### Consignas del ejercicio
a. Según el texto sobre la primacía de la propiedad, ¿cuál era el lema de la revuelta del capital en los años 70?
b. Escribe la continuación del texto sobre la primacía de la propiedad a partir de su última oración.

### Texto proporcionado
┄┄┄┄┄┄

En resumen, para desafiar la primacía de la propiedad, debemos democratizar la producción, desmercantilizar lo esencial de la vida y defender los bienes comunes.

La primacía de la propiedad ha sido establecida por una agenda política dirigida por el Estado que no sólo ha privatizado y externalizado, sino que ha utilizado la política fiscal y monetaria para priorizar e inflar la riqueza de los propietarios de activos. Invertir esta tendencia es esencial para redefinir el papel de la propiedad en nuestras sociedades.

Si el lema de la revuelta del capital en los años 70 era «Estabilizar los precios, aplastar el trabajo, disciplinar el Sur», el lema (ciertamente más pesado) de la orientación política para poner fin a su reinado debería proclamar en cambio: «Democratizar la economía, desmercantilizar los fundamentos de la vida, defender los bienes comunes». Ahora tenemos los recursos y las capacidades para garantizar la seguridad material y las bases de una buena vida para todos los habitantes del planeta.

┄┄┄┄┄┄

### Datos
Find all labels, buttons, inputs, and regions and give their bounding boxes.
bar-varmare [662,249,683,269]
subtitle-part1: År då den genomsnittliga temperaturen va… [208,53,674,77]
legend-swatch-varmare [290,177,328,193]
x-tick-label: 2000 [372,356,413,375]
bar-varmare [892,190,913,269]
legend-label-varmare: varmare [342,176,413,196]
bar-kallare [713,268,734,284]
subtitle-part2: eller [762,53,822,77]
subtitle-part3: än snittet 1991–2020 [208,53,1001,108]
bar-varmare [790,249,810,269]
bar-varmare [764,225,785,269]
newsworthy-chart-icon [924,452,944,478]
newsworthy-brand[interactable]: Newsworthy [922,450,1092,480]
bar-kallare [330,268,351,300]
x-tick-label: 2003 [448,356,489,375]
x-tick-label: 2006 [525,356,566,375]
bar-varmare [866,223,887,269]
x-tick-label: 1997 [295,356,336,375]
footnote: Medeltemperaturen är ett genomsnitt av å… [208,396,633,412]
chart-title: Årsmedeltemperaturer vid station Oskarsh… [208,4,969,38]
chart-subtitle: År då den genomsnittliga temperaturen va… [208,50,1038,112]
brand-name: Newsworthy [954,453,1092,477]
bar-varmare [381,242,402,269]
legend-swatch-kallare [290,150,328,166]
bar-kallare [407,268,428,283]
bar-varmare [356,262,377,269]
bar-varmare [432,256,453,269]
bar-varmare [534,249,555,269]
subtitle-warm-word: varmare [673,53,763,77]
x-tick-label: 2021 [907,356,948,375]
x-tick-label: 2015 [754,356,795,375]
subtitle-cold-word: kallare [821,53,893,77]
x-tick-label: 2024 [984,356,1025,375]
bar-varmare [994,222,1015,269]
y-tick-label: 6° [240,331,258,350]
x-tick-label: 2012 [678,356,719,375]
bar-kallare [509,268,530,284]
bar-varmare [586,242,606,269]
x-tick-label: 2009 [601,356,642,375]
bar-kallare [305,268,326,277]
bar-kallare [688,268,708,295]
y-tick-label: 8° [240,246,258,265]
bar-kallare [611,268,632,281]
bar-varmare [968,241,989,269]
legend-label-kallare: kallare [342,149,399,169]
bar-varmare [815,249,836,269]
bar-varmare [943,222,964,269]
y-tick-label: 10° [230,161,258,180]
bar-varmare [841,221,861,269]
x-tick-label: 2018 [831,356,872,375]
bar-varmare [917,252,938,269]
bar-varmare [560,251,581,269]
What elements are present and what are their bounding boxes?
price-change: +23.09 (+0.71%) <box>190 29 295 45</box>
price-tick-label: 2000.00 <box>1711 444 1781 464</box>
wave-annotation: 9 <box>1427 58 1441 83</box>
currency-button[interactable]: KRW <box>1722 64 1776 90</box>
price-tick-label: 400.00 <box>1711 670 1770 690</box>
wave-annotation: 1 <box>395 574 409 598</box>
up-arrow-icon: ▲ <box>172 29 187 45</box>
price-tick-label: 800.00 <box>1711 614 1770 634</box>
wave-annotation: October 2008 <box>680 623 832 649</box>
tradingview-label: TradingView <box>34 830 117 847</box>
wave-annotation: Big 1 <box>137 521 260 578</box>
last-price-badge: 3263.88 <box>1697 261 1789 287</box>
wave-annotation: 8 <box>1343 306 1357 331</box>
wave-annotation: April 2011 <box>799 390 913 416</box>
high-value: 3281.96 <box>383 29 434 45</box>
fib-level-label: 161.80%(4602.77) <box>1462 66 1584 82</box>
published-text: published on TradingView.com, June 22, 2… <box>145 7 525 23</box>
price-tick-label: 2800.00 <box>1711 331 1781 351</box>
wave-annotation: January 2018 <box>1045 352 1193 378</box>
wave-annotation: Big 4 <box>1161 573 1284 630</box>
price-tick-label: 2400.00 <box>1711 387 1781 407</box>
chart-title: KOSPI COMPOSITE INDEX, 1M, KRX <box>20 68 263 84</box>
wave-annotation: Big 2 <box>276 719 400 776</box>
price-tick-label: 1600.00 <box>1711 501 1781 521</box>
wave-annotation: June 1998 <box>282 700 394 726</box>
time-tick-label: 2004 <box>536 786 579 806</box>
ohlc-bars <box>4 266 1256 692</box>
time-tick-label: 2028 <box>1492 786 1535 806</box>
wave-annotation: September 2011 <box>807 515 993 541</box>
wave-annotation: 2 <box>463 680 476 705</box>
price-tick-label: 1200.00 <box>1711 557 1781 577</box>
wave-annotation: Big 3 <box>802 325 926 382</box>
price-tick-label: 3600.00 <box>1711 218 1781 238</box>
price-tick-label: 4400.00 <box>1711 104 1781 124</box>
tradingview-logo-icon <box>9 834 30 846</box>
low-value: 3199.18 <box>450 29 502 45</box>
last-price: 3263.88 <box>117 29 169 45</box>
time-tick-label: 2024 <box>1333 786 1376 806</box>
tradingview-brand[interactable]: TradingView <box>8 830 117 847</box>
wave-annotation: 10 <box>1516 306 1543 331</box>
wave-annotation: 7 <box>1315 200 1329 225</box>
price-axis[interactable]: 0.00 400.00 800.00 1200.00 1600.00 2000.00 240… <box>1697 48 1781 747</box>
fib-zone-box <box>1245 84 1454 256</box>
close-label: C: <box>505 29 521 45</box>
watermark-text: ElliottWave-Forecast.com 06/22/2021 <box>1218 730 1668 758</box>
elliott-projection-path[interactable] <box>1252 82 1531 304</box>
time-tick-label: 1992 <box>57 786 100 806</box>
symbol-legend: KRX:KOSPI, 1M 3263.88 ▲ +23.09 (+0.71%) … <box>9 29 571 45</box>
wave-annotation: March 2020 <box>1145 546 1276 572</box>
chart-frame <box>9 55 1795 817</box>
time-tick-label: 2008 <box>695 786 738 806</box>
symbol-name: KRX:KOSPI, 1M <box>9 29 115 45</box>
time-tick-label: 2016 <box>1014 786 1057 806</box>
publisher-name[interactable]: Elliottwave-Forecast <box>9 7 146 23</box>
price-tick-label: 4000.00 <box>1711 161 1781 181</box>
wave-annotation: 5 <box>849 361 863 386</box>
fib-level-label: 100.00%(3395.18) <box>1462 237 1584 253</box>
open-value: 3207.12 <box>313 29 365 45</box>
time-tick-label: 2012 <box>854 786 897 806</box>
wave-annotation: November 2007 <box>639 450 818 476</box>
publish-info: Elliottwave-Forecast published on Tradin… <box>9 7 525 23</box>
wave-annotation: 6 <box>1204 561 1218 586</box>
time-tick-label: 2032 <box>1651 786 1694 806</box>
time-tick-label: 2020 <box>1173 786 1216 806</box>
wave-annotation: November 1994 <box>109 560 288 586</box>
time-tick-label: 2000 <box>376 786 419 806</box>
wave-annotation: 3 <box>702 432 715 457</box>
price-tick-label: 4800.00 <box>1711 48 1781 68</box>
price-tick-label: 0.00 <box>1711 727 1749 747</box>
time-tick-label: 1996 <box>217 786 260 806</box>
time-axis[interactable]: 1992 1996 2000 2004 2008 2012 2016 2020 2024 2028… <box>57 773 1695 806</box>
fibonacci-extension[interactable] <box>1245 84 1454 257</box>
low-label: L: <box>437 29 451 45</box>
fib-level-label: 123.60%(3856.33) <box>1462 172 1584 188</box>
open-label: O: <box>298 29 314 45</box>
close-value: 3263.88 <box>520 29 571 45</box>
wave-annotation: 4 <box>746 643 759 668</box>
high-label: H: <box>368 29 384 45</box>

┄┄┄┄┄┄

### Respuestas en orden
a. «Estabilizar los precios, aplastar el trabajo, disciplinar el Sur».

b.
No hay necesidad de esperar a una futura liberación tecnológica, ni de justificar ese paso. La democratización de la propiedad puede redistribuir el poder y las ganancias de la empresa colectiva; la desmercantilización de la provisión de los bienes e infraestructuras que necesitamos puede liberarnos de la dependencia del mercado al tiempo que garantiza el acceso de todos a las necesidades de la vida; y la defensa y expansión de los bienes comunes puede llevar a que los activos se gestionen de forma compartida para el bien común.

En última instancia, se trata de un proyecto de democracia: la extensión de los principios y las relaciones democráticas a los espacios actualmente gobernados por la propiedad privada.

Si el neoliberalismo es un proyecto de poder estatal para defender la propiedad frente a las demandas populares de una reorganización más equitativa, el contramovimiento insiste, en cambio, en que la economía es una entidad hecha socialmente que el poder democrático puede reestructurar. Una economía democrática es aquella en la que los principios de la democracia que conocemos se extienden más allá del sistema político y llegan a nuestros lugares de trabajo y comunidades, y en la que redistribuimos el control común sobre el funcionamiento de la economía para ampliar la libertad humana.

La libertad de unos pocos no puede basarse en la explotación de otros, ni puede ejercerse mediante jerarquías injustificables. Por lo tanto, es incompatible con los regímenes privados de poder que generan las relaciones de propiedad capitalistas.

Por el contrario, la libertad es un proyecto compartido: la libertad individual está garantizada por la emancipación colectiva. Esto requiere una orientación política que se comprometa a reimaginar nuestros sistemas de propiedad y control.

No hay ningún partido, tradición o movimiento que pueda o deba hacerlo solo. Necesitamos un frente popular de masas que abarque a diversos grupos.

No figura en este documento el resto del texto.